## [Written task]
Go through the material below and copy each line where the word "сведения" appears.

>> start Dataset entries

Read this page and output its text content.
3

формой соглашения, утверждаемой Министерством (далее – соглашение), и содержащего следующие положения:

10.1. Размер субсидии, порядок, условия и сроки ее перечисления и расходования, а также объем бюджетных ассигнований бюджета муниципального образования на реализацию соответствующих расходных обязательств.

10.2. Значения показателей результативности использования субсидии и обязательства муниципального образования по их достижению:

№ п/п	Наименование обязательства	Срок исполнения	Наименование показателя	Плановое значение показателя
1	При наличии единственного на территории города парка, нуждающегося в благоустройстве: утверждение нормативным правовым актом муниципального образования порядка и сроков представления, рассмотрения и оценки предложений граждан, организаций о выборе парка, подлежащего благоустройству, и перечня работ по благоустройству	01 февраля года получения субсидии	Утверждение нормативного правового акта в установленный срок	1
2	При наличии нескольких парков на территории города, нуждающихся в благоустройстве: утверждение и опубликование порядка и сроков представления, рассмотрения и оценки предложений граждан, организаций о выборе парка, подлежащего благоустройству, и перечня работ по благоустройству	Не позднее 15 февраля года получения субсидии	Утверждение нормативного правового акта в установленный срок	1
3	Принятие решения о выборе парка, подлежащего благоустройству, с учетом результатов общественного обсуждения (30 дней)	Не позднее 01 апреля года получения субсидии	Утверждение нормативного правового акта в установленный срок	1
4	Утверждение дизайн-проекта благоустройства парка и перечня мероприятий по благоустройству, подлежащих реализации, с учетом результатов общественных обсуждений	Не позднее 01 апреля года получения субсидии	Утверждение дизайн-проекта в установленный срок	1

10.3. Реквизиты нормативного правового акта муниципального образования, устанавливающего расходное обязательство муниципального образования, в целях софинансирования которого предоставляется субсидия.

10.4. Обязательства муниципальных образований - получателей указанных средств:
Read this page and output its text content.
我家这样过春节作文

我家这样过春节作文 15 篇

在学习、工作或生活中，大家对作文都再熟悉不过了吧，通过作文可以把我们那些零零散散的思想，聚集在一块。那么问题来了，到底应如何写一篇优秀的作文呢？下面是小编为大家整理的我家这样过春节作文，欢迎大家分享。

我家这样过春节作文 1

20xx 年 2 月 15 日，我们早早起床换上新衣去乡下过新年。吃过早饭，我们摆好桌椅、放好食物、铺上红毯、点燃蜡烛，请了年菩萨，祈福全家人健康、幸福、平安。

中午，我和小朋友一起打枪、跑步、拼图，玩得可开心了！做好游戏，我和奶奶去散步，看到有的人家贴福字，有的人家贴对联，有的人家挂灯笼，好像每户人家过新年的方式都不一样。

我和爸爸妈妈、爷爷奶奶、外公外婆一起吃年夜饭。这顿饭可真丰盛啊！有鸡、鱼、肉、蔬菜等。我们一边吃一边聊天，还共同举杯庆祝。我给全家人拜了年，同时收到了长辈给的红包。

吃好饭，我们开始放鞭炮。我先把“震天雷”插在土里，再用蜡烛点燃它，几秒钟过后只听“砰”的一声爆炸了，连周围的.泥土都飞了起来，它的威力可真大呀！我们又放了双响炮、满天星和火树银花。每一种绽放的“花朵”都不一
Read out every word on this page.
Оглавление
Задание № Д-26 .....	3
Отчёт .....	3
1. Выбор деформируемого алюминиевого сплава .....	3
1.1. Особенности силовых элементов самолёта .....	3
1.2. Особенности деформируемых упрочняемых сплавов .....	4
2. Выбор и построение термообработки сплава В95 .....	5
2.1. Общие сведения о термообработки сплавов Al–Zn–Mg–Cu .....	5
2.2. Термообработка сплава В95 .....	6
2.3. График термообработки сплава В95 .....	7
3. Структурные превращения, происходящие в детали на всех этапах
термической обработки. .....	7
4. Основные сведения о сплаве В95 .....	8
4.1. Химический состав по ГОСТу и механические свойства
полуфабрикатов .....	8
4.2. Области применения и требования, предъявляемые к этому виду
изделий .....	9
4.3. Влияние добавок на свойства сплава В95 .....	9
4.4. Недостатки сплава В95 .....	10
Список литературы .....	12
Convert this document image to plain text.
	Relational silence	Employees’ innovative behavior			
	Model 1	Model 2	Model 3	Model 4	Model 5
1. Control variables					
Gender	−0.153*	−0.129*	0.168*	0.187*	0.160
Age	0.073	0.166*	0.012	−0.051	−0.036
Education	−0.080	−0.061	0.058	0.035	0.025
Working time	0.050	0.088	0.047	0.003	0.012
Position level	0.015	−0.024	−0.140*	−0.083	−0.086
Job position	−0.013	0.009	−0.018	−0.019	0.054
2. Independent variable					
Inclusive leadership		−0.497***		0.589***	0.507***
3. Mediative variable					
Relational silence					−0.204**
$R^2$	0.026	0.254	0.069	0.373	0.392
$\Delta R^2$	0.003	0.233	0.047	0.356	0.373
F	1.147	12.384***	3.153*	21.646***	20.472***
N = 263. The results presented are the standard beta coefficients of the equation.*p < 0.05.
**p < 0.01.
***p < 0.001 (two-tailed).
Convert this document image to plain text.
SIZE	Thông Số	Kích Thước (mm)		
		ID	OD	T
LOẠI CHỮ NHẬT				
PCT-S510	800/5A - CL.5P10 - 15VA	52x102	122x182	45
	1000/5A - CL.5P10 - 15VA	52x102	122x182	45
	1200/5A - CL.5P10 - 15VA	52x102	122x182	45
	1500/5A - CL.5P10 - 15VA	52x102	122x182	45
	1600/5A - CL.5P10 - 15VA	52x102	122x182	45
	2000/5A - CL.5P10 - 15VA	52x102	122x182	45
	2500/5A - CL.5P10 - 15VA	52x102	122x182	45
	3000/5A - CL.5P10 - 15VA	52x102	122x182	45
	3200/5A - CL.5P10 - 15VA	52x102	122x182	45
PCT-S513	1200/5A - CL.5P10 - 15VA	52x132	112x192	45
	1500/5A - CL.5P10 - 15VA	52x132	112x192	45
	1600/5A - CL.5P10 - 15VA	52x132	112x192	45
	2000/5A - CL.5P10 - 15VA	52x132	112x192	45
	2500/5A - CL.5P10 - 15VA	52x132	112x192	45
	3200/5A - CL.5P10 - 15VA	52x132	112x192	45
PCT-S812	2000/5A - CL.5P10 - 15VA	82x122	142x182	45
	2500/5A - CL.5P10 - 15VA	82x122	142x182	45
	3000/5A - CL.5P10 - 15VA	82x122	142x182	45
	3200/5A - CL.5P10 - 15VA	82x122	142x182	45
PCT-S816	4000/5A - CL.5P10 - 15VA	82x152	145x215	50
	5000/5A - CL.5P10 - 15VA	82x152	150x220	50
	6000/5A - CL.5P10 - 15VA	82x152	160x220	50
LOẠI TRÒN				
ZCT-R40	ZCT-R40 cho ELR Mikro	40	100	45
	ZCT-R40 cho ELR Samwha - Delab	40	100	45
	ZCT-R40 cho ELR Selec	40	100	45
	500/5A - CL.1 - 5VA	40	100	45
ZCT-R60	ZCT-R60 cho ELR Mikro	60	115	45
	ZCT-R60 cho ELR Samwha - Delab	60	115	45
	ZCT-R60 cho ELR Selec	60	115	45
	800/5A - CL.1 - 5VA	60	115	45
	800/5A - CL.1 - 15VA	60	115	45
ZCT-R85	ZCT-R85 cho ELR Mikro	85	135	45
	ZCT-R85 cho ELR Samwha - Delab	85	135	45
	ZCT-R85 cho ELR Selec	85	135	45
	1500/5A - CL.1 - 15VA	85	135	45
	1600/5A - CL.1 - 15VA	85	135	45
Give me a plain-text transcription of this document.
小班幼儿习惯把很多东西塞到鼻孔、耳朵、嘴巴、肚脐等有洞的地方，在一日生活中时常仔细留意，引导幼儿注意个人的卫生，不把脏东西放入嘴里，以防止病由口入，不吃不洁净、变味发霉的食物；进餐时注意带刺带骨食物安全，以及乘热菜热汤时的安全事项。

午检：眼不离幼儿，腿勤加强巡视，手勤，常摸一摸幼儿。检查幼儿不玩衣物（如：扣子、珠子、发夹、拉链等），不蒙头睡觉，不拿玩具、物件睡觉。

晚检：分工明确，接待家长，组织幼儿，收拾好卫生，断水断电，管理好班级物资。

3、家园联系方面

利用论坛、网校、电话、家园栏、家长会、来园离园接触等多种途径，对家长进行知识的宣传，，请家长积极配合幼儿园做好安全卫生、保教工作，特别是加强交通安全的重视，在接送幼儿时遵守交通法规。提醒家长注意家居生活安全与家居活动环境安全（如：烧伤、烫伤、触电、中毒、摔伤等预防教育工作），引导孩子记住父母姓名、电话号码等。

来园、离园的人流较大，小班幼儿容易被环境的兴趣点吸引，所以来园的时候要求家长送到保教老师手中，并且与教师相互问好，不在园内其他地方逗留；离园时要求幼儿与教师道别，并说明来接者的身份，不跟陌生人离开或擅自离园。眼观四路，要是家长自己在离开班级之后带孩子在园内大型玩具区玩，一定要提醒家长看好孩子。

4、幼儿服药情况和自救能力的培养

>> end Dataset entries

## [Solution to this problem]
2.1. Общие сведения о термообработки сплавов Al–Zn–Mg–Cu .....	5
4. Основные сведения о сплаве В95 .....	8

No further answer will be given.